■ **Written problem**
Extract the records in full, leaving every picture out.

◇ ◇ ◇ ◇

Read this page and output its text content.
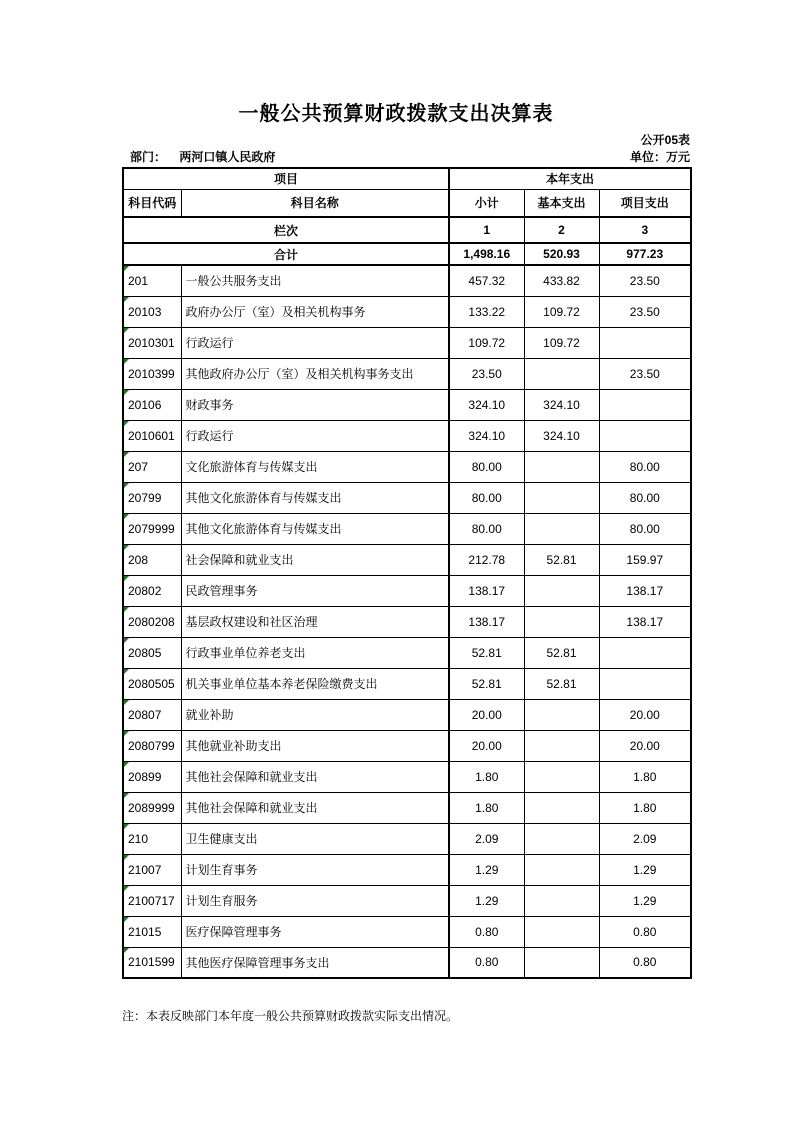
一般公共预算财政拨款支出决算表
公开05表
部门： 两河口镇人民政府	单位：万元
项目		本年支出		
科目代码	科目名称	小计	基本支出	项目支出
栏次		1	2	3
合计		1,498.16	520.93	977.23

201	一般公共服务支出	457.32	433.82	23.50

20103	政府办公厅（室）及相关机构事务	133.22	109.72	23.50

2010301	行政运行	109.72	109.72	

2010399	其他政府办公厅（室）及相关机构事务支出	23.50		23.50

20106	财政事务	324.10	324.10	

2010601	行政运行	324.10	324.10	

207	文化旅游体育与传媒支出	80.00		80.00

20799	其他文化旅游体育与传媒支出	80.00		80.00

2079999	其他文化旅游体育与传媒支出	80.00		80.00

208	社会保障和就业支出	212.78	52.81	159.97

20802	民政管理事务	138.17		138.17

2080208	基层政权建设和社区治理	138.17		138.17

20805	行政事业单位养老支出	52.81	52.81	

2080505	机关事业单位基本养老保险缴费支出	52.81	52.81	

20807	就业补助	20.00		20.00

2080799	其他就业补助支出	20.00		20.00

20899	其他社会保障和就业支出	1.80		1.80

2089999	其他社会保障和就业支出	1.80		1.80

210	卫生健康支出	2.09		2.09

21007	计划生育事务	1.29		1.29

2100717	计划生育服务	1.29		1.29

21015	医疗保障管理事务	0.80		0.80

2101599	其他医疗保障管理事务支出	0.80		0.80
注：本表反映部门本年度一般公共预算财政拨款实际支出情况。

◇ ◇ ◇ ◇

■ **The solution**
Read this page and output its text content.
一般公共预算财政拨款支出决算表
公开05表
部门： 两河口镇人民政府	单位：万元
项目		本年支出		
科目代码	科目名称	小计	基本支出	项目支出
栏次		1	2	3
合计		1,498.16	520.93	977.23

201	一般公共服务支出	457.32	433.82	23.50

20103	政府办公厅（室）及相关机构事务	133.22	109.72	23.50

2010301	行政运行	109.72	109.72	

2010399	其他政府办公厅（室）及相关机构事务支出	23.50		23.50

20106	财政事务	324.10	324.10	

2010601	行政运行	324.10	324.10	

207	文化旅游体育与传媒支出	80.00		80.00

20799	其他文化旅游体育与传媒支出	80.00		80.00

2079999	其他文化旅游体育与传媒支出	80.00		80.00

208	社会保障和就业支出	212.78	52.81	159.97

20802	民政管理事务	138.17		138.17

2080208	基层政权建设和社区治理	138.17		138.17

20805	行政事业单位养老支出	52.81	52.81	

2080505	机关事业单位基本养老保险缴费支出	52.81	52.81	

20807	就业补助	20.00		20.00

2080799	其他就业补助支出	20.00		20.00

20899	其他社会保障和就业支出	1.80		1.80

2089999	其他社会保障和就业支出	1.80		1.80

210	卫生健康支出	2.09		2.09

21007	计划生育事务	1.29		1.29

2100717	计划生育服务	1.29		1.29

21015	医疗保障管理事务	0.80		0.80

2101599	其他医疗保障管理事务支出	0.80		0.80
注：本表反映部门本年度一般公共预算财政拨款实际支出情况。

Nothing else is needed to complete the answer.